• [What is asked]: Exactly reproduce each line of the listing that follows.

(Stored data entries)
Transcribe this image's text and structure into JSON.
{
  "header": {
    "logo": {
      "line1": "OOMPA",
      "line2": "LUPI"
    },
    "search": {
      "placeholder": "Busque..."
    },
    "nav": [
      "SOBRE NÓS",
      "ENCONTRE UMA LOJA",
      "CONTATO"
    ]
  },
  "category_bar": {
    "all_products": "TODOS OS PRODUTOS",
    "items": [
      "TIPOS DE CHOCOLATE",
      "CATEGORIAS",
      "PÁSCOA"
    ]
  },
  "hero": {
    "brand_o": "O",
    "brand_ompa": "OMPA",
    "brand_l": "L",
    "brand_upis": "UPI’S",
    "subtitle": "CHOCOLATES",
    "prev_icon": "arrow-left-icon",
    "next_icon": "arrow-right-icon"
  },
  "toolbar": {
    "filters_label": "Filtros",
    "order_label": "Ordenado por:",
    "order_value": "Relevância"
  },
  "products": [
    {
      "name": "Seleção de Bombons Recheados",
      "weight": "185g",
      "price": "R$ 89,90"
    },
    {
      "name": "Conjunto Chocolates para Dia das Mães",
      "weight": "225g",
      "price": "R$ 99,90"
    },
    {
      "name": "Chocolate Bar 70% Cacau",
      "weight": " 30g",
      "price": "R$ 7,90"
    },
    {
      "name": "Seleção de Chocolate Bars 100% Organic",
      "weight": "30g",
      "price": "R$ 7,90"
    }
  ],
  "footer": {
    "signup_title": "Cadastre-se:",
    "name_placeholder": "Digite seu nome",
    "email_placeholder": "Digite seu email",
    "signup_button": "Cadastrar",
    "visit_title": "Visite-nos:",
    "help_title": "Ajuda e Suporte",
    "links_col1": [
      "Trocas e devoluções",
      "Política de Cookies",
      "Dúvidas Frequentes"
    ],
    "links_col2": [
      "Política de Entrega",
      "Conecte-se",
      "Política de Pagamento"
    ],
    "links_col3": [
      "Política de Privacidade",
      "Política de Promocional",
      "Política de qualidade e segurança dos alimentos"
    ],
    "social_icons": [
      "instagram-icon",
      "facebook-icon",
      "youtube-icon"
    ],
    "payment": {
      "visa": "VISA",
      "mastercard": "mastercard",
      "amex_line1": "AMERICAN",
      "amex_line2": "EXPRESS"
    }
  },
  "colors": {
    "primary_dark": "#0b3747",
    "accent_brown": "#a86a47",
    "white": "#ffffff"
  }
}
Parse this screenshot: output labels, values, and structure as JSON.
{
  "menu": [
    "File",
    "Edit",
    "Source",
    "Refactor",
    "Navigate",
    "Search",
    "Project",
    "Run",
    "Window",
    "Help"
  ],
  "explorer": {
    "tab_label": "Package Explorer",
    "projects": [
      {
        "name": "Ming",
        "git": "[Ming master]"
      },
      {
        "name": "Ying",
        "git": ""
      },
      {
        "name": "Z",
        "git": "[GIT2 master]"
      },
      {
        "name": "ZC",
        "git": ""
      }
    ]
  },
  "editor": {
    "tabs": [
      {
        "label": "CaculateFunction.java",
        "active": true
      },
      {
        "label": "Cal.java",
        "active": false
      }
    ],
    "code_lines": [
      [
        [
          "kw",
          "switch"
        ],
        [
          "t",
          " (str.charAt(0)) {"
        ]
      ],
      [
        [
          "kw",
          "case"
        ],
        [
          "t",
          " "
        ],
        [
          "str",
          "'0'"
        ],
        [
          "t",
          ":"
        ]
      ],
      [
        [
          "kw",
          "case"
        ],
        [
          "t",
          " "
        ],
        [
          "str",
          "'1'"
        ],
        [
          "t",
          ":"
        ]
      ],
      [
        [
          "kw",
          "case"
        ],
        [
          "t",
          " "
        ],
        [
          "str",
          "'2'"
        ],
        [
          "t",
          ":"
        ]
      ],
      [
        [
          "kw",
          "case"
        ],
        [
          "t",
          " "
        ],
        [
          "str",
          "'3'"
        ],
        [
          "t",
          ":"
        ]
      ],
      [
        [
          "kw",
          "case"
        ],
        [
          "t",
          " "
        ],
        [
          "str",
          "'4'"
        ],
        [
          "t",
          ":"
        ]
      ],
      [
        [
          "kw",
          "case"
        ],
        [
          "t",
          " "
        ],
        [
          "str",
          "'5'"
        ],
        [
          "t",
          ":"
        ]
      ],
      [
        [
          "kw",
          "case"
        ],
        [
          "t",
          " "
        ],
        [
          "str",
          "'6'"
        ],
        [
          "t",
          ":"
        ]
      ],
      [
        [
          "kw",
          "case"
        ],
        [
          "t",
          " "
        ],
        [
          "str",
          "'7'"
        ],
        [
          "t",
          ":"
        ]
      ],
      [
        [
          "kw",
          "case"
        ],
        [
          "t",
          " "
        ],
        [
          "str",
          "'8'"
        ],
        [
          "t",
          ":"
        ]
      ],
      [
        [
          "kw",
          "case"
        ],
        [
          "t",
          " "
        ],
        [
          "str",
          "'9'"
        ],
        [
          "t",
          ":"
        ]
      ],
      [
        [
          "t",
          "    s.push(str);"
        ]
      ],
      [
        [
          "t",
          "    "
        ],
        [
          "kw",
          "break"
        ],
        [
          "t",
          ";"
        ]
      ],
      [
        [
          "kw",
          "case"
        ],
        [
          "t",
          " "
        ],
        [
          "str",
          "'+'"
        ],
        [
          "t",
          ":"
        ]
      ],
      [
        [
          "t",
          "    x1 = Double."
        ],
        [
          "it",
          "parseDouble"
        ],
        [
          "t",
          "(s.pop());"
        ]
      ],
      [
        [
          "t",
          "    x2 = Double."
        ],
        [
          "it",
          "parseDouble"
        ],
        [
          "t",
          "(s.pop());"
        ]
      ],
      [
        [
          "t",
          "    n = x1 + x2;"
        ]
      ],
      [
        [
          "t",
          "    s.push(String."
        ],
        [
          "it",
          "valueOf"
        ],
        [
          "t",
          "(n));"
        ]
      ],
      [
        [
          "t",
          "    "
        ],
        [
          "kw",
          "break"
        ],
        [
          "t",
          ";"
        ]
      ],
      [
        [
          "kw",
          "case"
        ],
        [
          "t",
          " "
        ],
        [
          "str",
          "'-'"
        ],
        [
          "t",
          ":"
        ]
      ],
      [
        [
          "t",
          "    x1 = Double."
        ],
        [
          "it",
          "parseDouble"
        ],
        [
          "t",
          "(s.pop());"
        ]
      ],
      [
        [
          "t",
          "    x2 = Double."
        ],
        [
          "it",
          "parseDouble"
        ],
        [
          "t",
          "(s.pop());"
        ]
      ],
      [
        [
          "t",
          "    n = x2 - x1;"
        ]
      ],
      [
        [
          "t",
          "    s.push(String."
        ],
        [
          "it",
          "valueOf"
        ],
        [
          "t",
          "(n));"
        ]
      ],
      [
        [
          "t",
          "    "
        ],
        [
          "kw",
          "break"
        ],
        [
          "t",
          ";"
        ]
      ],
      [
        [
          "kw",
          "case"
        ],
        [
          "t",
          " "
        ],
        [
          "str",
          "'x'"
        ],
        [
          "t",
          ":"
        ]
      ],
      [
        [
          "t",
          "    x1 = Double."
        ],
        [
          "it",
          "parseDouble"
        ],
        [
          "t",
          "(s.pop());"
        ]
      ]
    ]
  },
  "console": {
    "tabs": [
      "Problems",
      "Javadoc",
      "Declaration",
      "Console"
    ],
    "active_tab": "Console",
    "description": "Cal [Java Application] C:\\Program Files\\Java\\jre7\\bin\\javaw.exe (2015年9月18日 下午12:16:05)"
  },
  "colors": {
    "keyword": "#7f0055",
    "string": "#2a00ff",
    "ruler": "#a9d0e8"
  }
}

• [Result below]:
Transcribe this image's text and structure into JSON.
{
  "header": {
    "logo": {
      "line1": "OOMPA",
      "line2": "LUPI"
    },
    "search": {
      "placeholder": "Busque..."
    },
    "nav": [
      "SOBRE NÓS",
      "ENCONTRE UMA LOJA",
      "CONTATO"
    ]
  },
  "category_bar": {
    "all_products": "TODOS OS PRODUTOS",
    "items": [
      "TIPOS DE CHOCOLATE",
      "CATEGORIAS",
      "PÁSCOA"
    ]
  },
  "hero": {
    "brand_o": "O",
    "brand_ompa": "OMPA",
    "brand_l": "L",
    "brand_upis": "UPI’S",
    "subtitle": "CHOCOLATES",
    "prev_icon": "arrow-left-icon",
    "next_icon": "arrow-right-icon"
  },
  "toolbar": {
    "filters_label": "Filtros",
    "order_label": "Ordenado por:",
    "order_value": "Relevância"
  },
  "products": [
    {
      "name": "Seleção de Bombons Recheados",
      "weight": "185g",
      "price": "R$ 89,90"
    },
    {
      "name": "Conjunto Chocolates para Dia das Mães",
      "weight": "225g",
      "price": "R$ 99,90"
    },
    {
      "name": "Chocolate Bar 70% Cacau",
      "weight": " 30g",
      "price": "R$ 7,90"
    },
    {
      "name": "Seleção de Chocolate Bars 100% Organic",
      "weight": "30g",
      "price": "R$ 7,90"
    }
  ],
  "footer": {
    "signup_title": "Cadastre-se:",
    "name_placeholder": "Digite seu nome",
    "email_placeholder": "Digite seu email",
    "signup_button": "Cadastrar",
    "visit_title": "Visite-nos:",
    "help_title": "Ajuda e Suporte",
    "links_col1": [
      "Trocas e devoluções",
      "Política de Cookies",
      "Dúvidas Frequentes"
    ],
    "links_col2": [
      "Política de Entrega",
      "Conecte-se",
      "Política de Pagamento"
    ],
    "links_col3": [
      "Política de Privacidade",
      "Política de Promocional",
      "Política de qualidade e segurança dos alimentos"
    ],
    "social_icons": [
      "instagram-icon",
      "facebook-icon",
      "youtube-icon"
    ],
    "payment": {
      "visa": "VISA",
      "mastercard": "mastercard",
      "amex_line1": "AMERICAN",
      "amex_line2": "EXPRESS"
    }
  },
  "colors": {
    "primary_dark": "#0b3747",
    "accent_brown": "#a86a47",
    "white": "#ffffff"
  }
}
Parse this screenshot: output labels, values, and structure as JSON.
{
  "menu": [
    "File",
    "Edit",
    "Source",
    "Refactor",
    "Navigate",
    "Search",
    "Project",
    "Run",
    "Window",
    "Help"
  ],
  "explorer": {
    "tab_label": "Package Explorer",
    "projects": [
      {
        "name": "Ming",
        "git": "[Ming master]"
      },
      {
        "name": "Ying",
        "git": ""
      },
      {
        "name": "Z",
        "git": "[GIT2 master]"
      },
      {
        "name": "ZC",
        "git": ""
      }
    ]
  },
  "editor": {
    "tabs": [
      {
        "label": "CaculateFunction.java",
        "active": true
      },
      {
        "label": "Cal.java",
        "active": false
      }
    ],
    "code_lines": [
      [
        [
          "kw",
          "switch"
        ],
        [
          "t",
          " (str.charAt(0)) {"
        ]
      ],
      [
        [
          "kw",
          "case"
        ],
        [
          "t",
          " "
        ],
        [
          "str",
          "'0'"
        ],
        [
          "t",
          ":"
        ]
      ],
      [
        [
          "kw",
          "case"
        ],
        [
          "t",
          " "
        ],
        [
          "str",
          "'1'"
        ],
        [
          "t",
          ":"
        ]
      ],
      [
        [
          "kw",
          "case"
        ],
        [
          "t",
          " "
        ],
        [
          "str",
          "'2'"
        ],
        [
          "t",
          ":"
        ]
      ],
      [
        [
          "kw",
          "case"
        ],
        [
          "t",
          " "
        ],
        [
          "str",
          "'3'"
        ],
        [
          "t",
          ":"
        ]
      ],
      [
        [
          "kw",
          "case"
        ],
        [
          "t",
          " "
        ],
        [
          "str",
          "'4'"
        ],
        [
          "t",
          ":"
        ]
      ],
      [
        [
          "kw",
          "case"
        ],
        [
          "t",
          " "
        ],
        [
          "str",
          "'5'"
        ],
        [
          "t",
          ":"
        ]
      ],
      [
        [
          "kw",
          "case"
        ],
        [
          "t",
          " "
        ],
        [
          "str",
          "'6'"
        ],
        [
          "t",
          ":"
        ]
      ],
      [
        [
          "kw",
          "case"
        ],
        [
          "t",
          " "
        ],
        [
          "str",
          "'7'"
        ],
        [
          "t",
          ":"
        ]
      ],
      [
        [
          "kw",
          "case"
        ],
        [
          "t",
          " "
        ],
        [
          "str",
          "'8'"
        ],
        [
          "t",
          ":"
        ]
      ],
      [
        [
          "kw",
          "case"
        ],
        [
          "t",
          " "
        ],
        [
          "str",
          "'9'"
        ],
        [
          "t",
          ":"
        ]
      ],
      [
        [
          "t",
          "    s.push(str);"
        ]
      ],
      [
        [
          "t",
          "    "
        ],
        [
          "kw",
          "break"
        ],
        [
          "t",
          ";"
        ]
      ],
      [
        [
          "kw",
          "case"
        ],
        [
          "t",
          " "
        ],
        [
          "str",
          "'+'"
        ],
        [
          "t",
          ":"
        ]
      ],
      [
        [
          "t",
          "    x1 = Double."
        ],
        [
          "it",
          "parseDouble"
        ],
        [
          "t",
          "(s.pop());"
        ]
      ],
      [
        [
          "t",
          "    x2 = Double."
        ],
        [
          "it",
          "parseDouble"
        ],
        [
          "t",
          "(s.pop());"
        ]
      ],
      [
        [
          "t",
          "    n = x1 + x2;"
        ]
      ],
      [
        [
          "t",
          "    s.push(String."
        ],
        [
          "it",
          "valueOf"
        ],
        [
          "t",
          "(n));"
        ]
      ],
      [
        [
          "t",
          "    "
        ],
        [
          "kw",
          "break"
        ],
        [
          "t",
          ";"
        ]
      ],
      [
        [
          "kw",
          "case"
        ],
        [
          "t",
          " "
        ],
        [
          "str",
          "'-'"
        ],
        [
          "t",
          ":"
        ]
      ],
      [
        [
          "t",
          "    x1 = Double."
        ],
        [
          "it",
          "parseDouble"
        ],
        [
          "t",
          "(s.pop());"
        ]
      ],
      [
        [
          "t",
          "    x2 = Double."
        ],
        [
          "it",
          "parseDouble"
        ],
        [
          "t",
          "(s.pop());"
        ]
      ],
      [
        [
          "t",
          "    n = x2 - x1;"
        ]
      ],
      [
        [
          "t",
          "    s.push(String."
        ],
        [
          "it",
          "valueOf"
        ],
        [
          "t",
          "(n));"
        ]
      ],
      [
        [
          "t",
          "    "
        ],
        [
          "kw",
          "break"
        ],
        [
          "t",
          ";"
        ]
      ],
      [
        [
          "kw",
          "case"
        ],
        [
          "t",
          " "
        ],
        [
          "str",
          "'x'"
        ],
        [
          "t",
          ":"
        ]
      ],
      [
        [
          "t",
          "    x1 = Double."
        ],
        [
          "it",
          "parseDouble"
        ],
        [
          "t",
          "(s.pop());"
        ]
      ]
    ]
  },
  "console": {
    "tabs": [
      "Problems",
      "Javadoc",
      "Declaration",
      "Console"
    ],
    "active_tab": "Console",
    "description": "Cal [Java Application] C:\\Program Files\\Java\\jre7\\bin\\javaw.exe (2015年9月18日 下午12:16:05)"
  },
  "colors": {
    "keyword": "#7f0055",
    "string": "#2a00ff",
    "ruler": "#a9d0e8"
  }
}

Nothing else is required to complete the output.